> _GIVEN INSTRUCTION_
Extract all of the entries and set them down verbatim.

> _DATA TO PROCESS_

------------------------------------------------------------------------

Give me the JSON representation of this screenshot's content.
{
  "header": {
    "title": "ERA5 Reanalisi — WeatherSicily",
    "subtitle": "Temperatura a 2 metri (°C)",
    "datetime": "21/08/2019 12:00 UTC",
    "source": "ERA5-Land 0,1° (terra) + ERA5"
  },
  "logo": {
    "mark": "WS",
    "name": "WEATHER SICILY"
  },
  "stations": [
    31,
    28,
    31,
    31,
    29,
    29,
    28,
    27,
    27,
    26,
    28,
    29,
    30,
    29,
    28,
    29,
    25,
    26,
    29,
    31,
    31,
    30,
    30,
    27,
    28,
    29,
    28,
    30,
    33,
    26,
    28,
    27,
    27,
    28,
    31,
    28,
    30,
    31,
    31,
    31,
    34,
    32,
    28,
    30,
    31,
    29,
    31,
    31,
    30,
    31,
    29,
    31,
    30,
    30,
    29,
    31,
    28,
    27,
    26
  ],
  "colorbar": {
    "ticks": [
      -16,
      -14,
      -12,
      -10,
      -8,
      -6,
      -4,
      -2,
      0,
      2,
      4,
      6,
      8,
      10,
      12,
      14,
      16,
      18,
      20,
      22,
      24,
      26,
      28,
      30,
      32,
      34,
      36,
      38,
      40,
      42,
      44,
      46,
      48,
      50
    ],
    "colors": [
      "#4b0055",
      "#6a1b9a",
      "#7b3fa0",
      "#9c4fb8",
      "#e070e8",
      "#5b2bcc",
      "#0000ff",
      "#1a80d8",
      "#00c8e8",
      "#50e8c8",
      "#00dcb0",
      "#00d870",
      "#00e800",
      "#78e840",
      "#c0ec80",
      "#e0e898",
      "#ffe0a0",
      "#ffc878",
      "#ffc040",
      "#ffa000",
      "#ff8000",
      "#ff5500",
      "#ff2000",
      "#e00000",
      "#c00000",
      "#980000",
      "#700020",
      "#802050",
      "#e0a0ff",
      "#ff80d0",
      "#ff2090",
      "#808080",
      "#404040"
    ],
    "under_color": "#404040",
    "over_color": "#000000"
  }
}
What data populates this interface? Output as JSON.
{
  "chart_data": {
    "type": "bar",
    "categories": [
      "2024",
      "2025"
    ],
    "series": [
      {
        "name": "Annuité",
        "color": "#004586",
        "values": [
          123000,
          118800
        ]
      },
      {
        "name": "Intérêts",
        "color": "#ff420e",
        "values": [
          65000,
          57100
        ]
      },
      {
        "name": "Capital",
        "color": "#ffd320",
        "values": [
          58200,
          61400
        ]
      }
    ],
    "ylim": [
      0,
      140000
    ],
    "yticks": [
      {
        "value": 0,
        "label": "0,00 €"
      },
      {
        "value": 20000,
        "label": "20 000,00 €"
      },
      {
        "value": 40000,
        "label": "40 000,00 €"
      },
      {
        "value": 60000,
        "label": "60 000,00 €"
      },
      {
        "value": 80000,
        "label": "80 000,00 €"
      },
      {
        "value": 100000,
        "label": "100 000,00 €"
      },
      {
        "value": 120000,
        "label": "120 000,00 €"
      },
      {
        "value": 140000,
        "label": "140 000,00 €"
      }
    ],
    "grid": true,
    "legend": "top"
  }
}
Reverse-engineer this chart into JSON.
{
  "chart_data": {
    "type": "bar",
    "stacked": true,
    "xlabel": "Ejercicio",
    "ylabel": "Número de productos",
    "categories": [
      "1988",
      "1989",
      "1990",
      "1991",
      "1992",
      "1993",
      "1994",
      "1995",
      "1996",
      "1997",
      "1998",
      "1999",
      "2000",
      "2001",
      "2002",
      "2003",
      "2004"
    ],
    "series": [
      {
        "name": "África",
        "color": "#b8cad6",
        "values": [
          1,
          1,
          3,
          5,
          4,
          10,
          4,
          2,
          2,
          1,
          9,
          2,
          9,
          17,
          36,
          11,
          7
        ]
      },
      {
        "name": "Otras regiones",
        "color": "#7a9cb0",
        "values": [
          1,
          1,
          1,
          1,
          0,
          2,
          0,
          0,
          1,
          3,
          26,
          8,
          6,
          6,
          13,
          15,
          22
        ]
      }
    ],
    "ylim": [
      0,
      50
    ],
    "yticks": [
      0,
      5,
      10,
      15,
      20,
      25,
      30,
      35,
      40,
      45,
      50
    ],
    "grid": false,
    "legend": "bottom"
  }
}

------------------------------------------------------------------------

> _RESULT FOR THIS EXERCISE_
Give me the JSON representation of this screenshot's content.
{
  "header": {
    "title": "ERA5 Reanalisi — WeatherSicily",
    "subtitle": "Temperatura a 2 metri (°C)",
    "datetime": "21/08/2019 12:00 UTC",
    "source": "ERA5-Land 0,1° (terra) + ERA5"
  },
  "logo": {
    "mark": "WS",
    "name": "WEATHER SICILY"
  },
  "stations": [
    31,
    28,
    31,
    31,
    29,
    29,
    28,
    27,
    27,
    26,
    28,
    29,
    30,
    29,
    28,
    29,
    25,
    26,
    29,
    31,
    31,
    30,
    30,
    27,
    28,
    29,
    28,
    30,
    33,
    26,
    28,
    27,
    27,
    28,
    31,
    28,
    30,
    31,
    31,
    31,
    34,
    32,
    28,
    30,
    31,
    29,
    31,
    31,
    30,
    31,
    29,
    31,
    30,
    30,
    29,
    31,
    28,
    27,
    26
  ],
  "colorbar": {
    "ticks": [
      -16,
      -14,
      -12,
      -10,
      -8,
      -6,
      -4,
      -2,
      0,
      2,
      4,
      6,
      8,
      10,
      12,
      14,
      16,
      18,
      20,
      22,
      24,
      26,
      28,
      30,
      32,
      34,
      36,
      38,
      40,
      42,
      44,
      46,
      48,
      50
    ],
    "colors": [
      "#4b0055",
      "#6a1b9a",
      "#7b3fa0",
      "#9c4fb8",
      "#e070e8",
      "#5b2bcc",
      "#0000ff",
      "#1a80d8",
      "#00c8e8",
      "#50e8c8",
      "#00dcb0",
      "#00d870",
      "#00e800",
      "#78e840",
      "#c0ec80",
      "#e0e898",
      "#ffe0a0",
      "#ffc878",
      "#ffc040",
      "#ffa000",
      "#ff8000",
      "#ff5500",
      "#ff2000",
      "#e00000",
      "#c00000",
      "#980000",
      "#700020",
      "#802050",
      "#e0a0ff",
      "#ff80d0",
      "#ff2090",
      "#808080",
      "#404040"
    ],
    "under_color": "#404040",
    "over_color": "#000000"
  }
}
What data populates this interface? Output as JSON.
{
  "chart_data": {
    "type": "bar",
    "categories": [
      "2024",
      "2025"
    ],
    "series": [
      {
        "name": "Annuité",
        "color": "#004586",
        "values": [
          123000,
          118800
        ]
      },
      {
        "name": "Intérêts",
        "color": "#ff420e",
        "values": [
          65000,
          57100
        ]
      },
      {
        "name": "Capital",
        "color": "#ffd320",
        "values": [
          58200,
          61400
        ]
      }
    ],
    "ylim": [
      0,
      140000
    ],
    "yticks": [
      {
        "value": 0,
        "label": "0,00 €"
      },
      {
        "value": 20000,
        "label": "20 000,00 €"
      },
      {
        "value": 40000,
        "label": "40 000,00 €"
      },
      {
        "value": 60000,
        "label": "60 000,00 €"
      },
      {
        "value": 80000,
        "label": "80 000,00 €"
      },
      {
        "value": 100000,
        "label": "100 000,00 €"
      },
      {
        "value": 120000,
        "label": "120 000,00 €"
      },
      {
        "value": 140000,
        "label": "140 000,00 €"
      }
    ],
    "grid": true,
    "legend": "top"
  }
}
Reverse-engineer this chart into JSON.
{
  "chart_data": {
    "type": "bar",
    "stacked": true,
    "xlabel": "Ejercicio",
    "ylabel": "Número de productos",
    "categories": [
      "1988",
      "1989",
      "1990",
      "1991",
      "1992",
      "1993",
      "1994",
      "1995",
      "1996",
      "1997",
      "1998",
      "1999",
      "2000",
      "2001",
      "2002",
      "2003",
      "2004"
    ],
    "series": [
      {
        "name": "África",
        "color": "#b8cad6",
        "values": [
          1,
          1,
          3,
          5,
          4,
          10,
          4,
          2,
          2,
          1,
          9,
          2,
          9,
          17,
          36,
          11,
          7
        ]
      },
      {
        "name": "Otras regiones",
        "color": "#7a9cb0",
        "values": [
          1,
          1,
          1,
          1,
          0,
          2,
          0,
          0,
          1,
          3,
          26,
          8,
          6,
          6,
          13,
          15,
          22
        ]
      }
    ],
    "ylim": [
      0,
      50
    ],
    "yticks": [
      0,
      5,
      10,
      15,
      20,
      25,
      30,
      35,
      40,
      45,
      50
    ],
    "grid": false,
    "legend": "bottom"
  }
}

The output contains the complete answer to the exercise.